Records excerpted from a collection
+ + + + +
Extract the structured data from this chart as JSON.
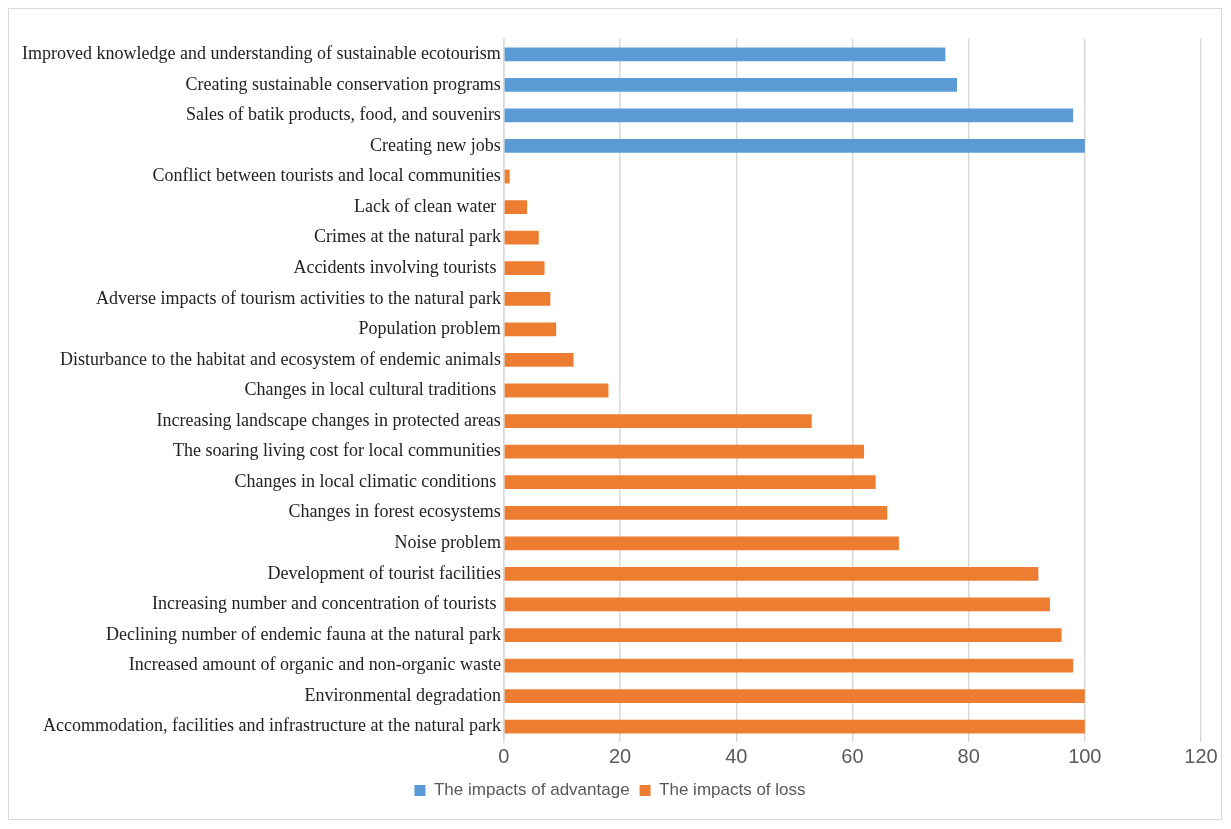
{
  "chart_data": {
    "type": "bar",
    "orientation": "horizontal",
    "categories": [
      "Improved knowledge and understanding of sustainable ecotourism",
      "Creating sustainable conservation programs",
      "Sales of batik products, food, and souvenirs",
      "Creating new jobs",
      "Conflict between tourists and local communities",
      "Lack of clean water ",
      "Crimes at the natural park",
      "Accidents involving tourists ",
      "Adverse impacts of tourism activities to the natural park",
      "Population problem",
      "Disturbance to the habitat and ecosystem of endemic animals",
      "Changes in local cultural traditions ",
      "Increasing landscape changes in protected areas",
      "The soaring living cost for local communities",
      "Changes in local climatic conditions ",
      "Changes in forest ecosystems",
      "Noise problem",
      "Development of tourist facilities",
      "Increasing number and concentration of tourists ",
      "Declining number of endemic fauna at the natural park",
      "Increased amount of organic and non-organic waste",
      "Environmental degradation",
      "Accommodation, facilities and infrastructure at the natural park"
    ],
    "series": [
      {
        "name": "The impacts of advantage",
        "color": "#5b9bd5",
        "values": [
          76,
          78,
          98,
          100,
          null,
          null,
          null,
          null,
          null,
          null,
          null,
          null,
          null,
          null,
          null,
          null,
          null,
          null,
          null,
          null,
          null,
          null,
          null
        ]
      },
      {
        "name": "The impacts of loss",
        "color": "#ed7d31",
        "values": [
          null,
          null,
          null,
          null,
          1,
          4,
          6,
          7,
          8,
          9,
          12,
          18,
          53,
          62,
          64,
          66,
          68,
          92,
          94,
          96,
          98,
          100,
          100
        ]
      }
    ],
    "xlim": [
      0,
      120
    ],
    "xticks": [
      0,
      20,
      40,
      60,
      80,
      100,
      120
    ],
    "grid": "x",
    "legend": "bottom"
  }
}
+ + + + +
Directive » Keep every word of the data as it is when you write it out, but drop the pictures.

Complete output »
Extract the structured data from this chart as JSON.
{
  "chart_data": {
    "type": "bar",
    "orientation": "horizontal",
    "categories": [
      "Improved knowledge and understanding of sustainable ecotourism",
      "Creating sustainable conservation programs",
      "Sales of batik products, food, and souvenirs",
      "Creating new jobs",
      "Conflict between tourists and local communities",
      "Lack of clean water ",
      "Crimes at the natural park",
      "Accidents involving tourists ",
      "Adverse impacts of tourism activities to the natural park",
      "Population problem",
      "Disturbance to the habitat and ecosystem of endemic animals",
      "Changes in local cultural traditions ",
      "Increasing landscape changes in protected areas",
      "The soaring living cost for local communities",
      "Changes in local climatic conditions ",
      "Changes in forest ecosystems",
      "Noise problem",
      "Development of tourist facilities",
      "Increasing number and concentration of tourists ",
      "Declining number of endemic fauna at the natural park",
      "Increased amount of organic and non-organic waste",
      "Environmental degradation",
      "Accommodation, facilities and infrastructure at the natural park"
    ],
    "series": [
      {
        "name": "The impacts of advantage",
        "color": "#5b9bd5",
        "values": [
          76,
          78,
          98,
          100,
          null,
          null,
          null,
          null,
          null,
          null,
          null,
          null,
          null,
          null,
          null,
          null,
          null,
          null,
          null,
          null,
          null,
          null,
          null
        ]
      },
      {
        "name": "The impacts of loss",
        "color": "#ed7d31",
        "values": [
          null,
          null,
          null,
          null,
          1,
          4,
          6,
          7,
          8,
          9,
          12,
          18,
          53,
          62,
          64,
          66,
          68,
          92,
          94,
          96,
          98,
          100,
          100
        ]
      }
    ],
    "xlim": [
      0,
      120
    ],
    "xticks": [
      0,
      20,
      40,
      60,
      80,
      100,
      120
    ],
    "grid": "x",
    "legend": "bottom"
  }
}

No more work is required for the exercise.